Problem 1 |
List every court case cited by name in the passage on ADEA filing deadlines.
Problem 2 |
In the passage on ADEA filing deadlines, on what date does Grant say he discovered the error?

Excerpted passage |
__________________________________________________

The ADEA requires that as a prerequisite to filing any lawsuit, the complainant must file an administrative charge with the EEOC at least 60 days prior to initiating an ADEA suit in federal court. See 29 U.S.C. § 626(d). In addition, if the purportedly discriminatory act occurs in a so-called "deferral state" - i.e., a state (such as New York) with its own age discrimination law and remedial agency - the charge must be filed within the earlier of 300 days after the alleged unlawful acts occurred or thirty days after the complainant receives notice of the termination of state law proceedings. See 29 U.S.C. § 626(d); id. § 633(b); see also Holowecki v. Federal Exp. Corp., 440 F.3d 558, 562 n.1 (2d Cir. 2006) (noting that New York is a "deferral state"). Failure to comply with these time limitations in bringing the administrative charge bars any subsequent action in federal court. See Kassner v. 2nd Avenue Delicatessen Inc., 496 F.3d 229, 239 (2d Cir. 2007). An employment discrimination claim "accrues for statute of limitations purposes on the date the employee learns of the employer's discriminatory conduct." Flaherty v. Metromail Corp., 235 F.3d 133, 137 (2d Cir. 2000). Ordinarily, "the limitations period begins to run on the date that the employer gives definite notice of [the allegedly discriminatory] decision to the employee." Id.; see Cornwell v. Robinson, 23 F.3d 694, 703 (2d Cir. 1994) (noting that employment discrimination claims accrue on date that employee "knows or has reason to know of the injury which is the basis of his action").

Grant's complaint is not particularly clear as to the precise nature of the discrimination he alleges. He asserts two instances of discrimination in ¶ 4 of his form complaint: "[f]ailure to hire me" and "[o]ther acts," specifying "Employment Retirement Income Security Act." He then asserts that to his best recollection, "the alleged discriminatory acts occurred on December 13, 2001" (Compl. ¶ 5), although he also alleges that defendants are "still committing these acts against me" (id. ¶ 6). In setting out the narrative of his case, he contends that he "was never officially informed of the July 1, 2001 filing date," and that when he "discovered th[e] error, on November 11, 2001," he offered, on an unspecified date, "to 'unretire' . . . but was denied owing to my age." (Id. ¶ 8.)

__________________________________________________

Data shown |

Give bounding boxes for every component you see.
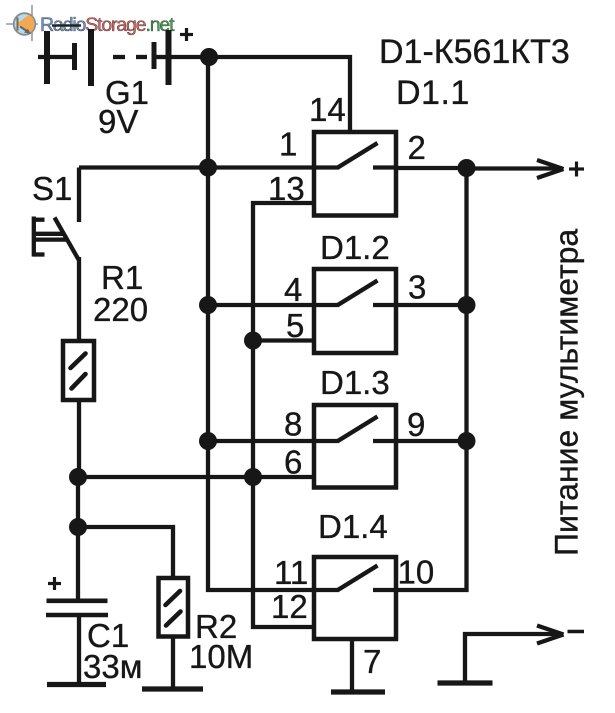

__________________________________________________

Expected answer 1 |
Holowecki v. Federal Exp. Corp.
Kassner v. 2nd Avenue Delicatessen Inc.
Flaherty v. Metromail Corp.
Cornwell v. Robinson

Expected answer 2 |
November 11, 2001.